● **PROBLEM DETAILS**
Only the text of the records below belongs in the answer, copied exactly, with pictures omitted.

● **DATASET**
----------------
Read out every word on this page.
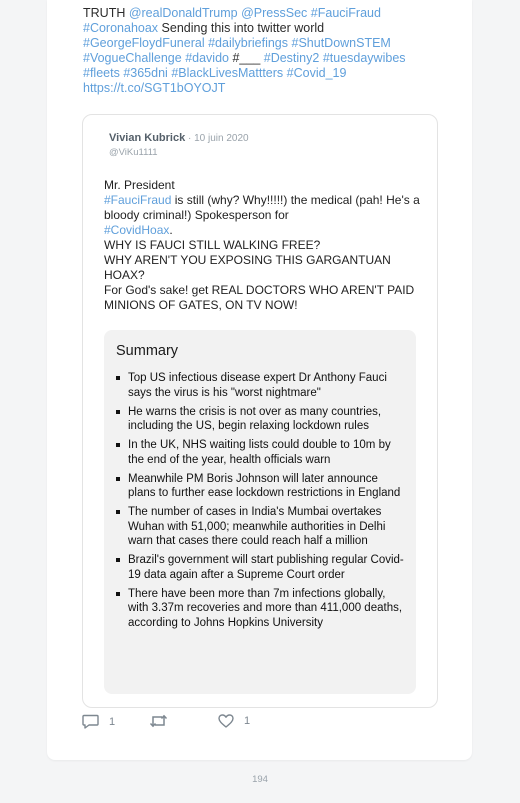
TRUTH @realDonaldTrump @PressSec #FauciFraud #Coronahoax Sending this into twitter world #GeorgeFloydFuneral #dailybriefings #ShutDownSTEM #VogueChallenge #davido #___ #Destiny2 #tuesdaywibes #fleets #365dni #BlackLivesMattters #Covid_19 https://t.co/SGT1bOYOJT
Vivian Kubrick · 10 juin 2020
@ViKu1111
Mr. President
#FauciFraud is still (why? Why!!!!!) the medical (pah! He's a bloody criminal!) Spokesperson for
#CovidHoax.
WHY IS FAUCI STILL WALKING FREE?
WHY AREN'T YOU EXPOSING THIS GARGANTUAN HOAX?
For God's sake! get REAL DOCTORS WHO AREN'T PAID MINIONS OF GATES, ON TV NOW!
Summary
Top US infectious disease expert Dr Anthony Fauci says the virus is his "worst nightmare"
He warns the crisis is not over as many countries, including the US, begin relaxing lockdown rules
In the UK, NHS waiting lists could double to 10m by the end of the year, health officials warn
Meanwhile PM Boris Johnson will later announce plans to further ease lockdown restrictions in England
The number of cases in India's Mumbai overtakes Wuhan with 51,000; meanwhile authorities in Delhi warn that cases there could reach half a million
Brazil's government will start publishing regular Covid-19 data again after a Supreme Court order
There have been more than 7m infections globally, with 3.37m recoveries and more than 411,000 deaths, according to Johns Hopkins University
1	1
194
----------------
● **ANSWER TO THIS EXERCISE**
Read out every word on this page.
TRUTH @realDonaldTrump @PressSec #FauciFraud #Coronahoax Sending this into twitter world #GeorgeFloydFuneral #dailybriefings #ShutDownSTEM #VogueChallenge #davido #___ #Destiny2 #tuesdaywibes #fleets #365dni #BlackLivesMattters #Covid_19 https://t.co/SGT1bOYOJT
Vivian Kubrick · 10 juin 2020
@ViKu1111
Mr. President
#FauciFraud is still (why? Why!!!!!) the medical (pah! He's a bloody criminal!) Spokesperson for
#CovidHoax.
WHY IS FAUCI STILL WALKING FREE?
WHY AREN'T YOU EXPOSING THIS GARGANTUAN HOAX?
For God's sake! get REAL DOCTORS WHO AREN'T PAID MINIONS OF GATES, ON TV NOW!
Summary
Top US infectious disease expert Dr Anthony Fauci says the virus is his "worst nightmare"
He warns the crisis is not over as many countries, including the US, begin relaxing lockdown rules
In the UK, NHS waiting lists could double to 10m by the end of the year, health officials warn
Meanwhile PM Boris Johnson will later announce plans to further ease lockdown restrictions in England
The number of cases in India's Mumbai overtakes Wuhan with 51,000; meanwhile authorities in Delhi warn that cases there could reach half a million
Brazil's government will start publishing regular Covid-19 data again after a Supreme Court order
There have been more than 7m infections globally, with 3.37m recoveries and more than 411,000 deaths, according to Johns Hopkins University
1	1
194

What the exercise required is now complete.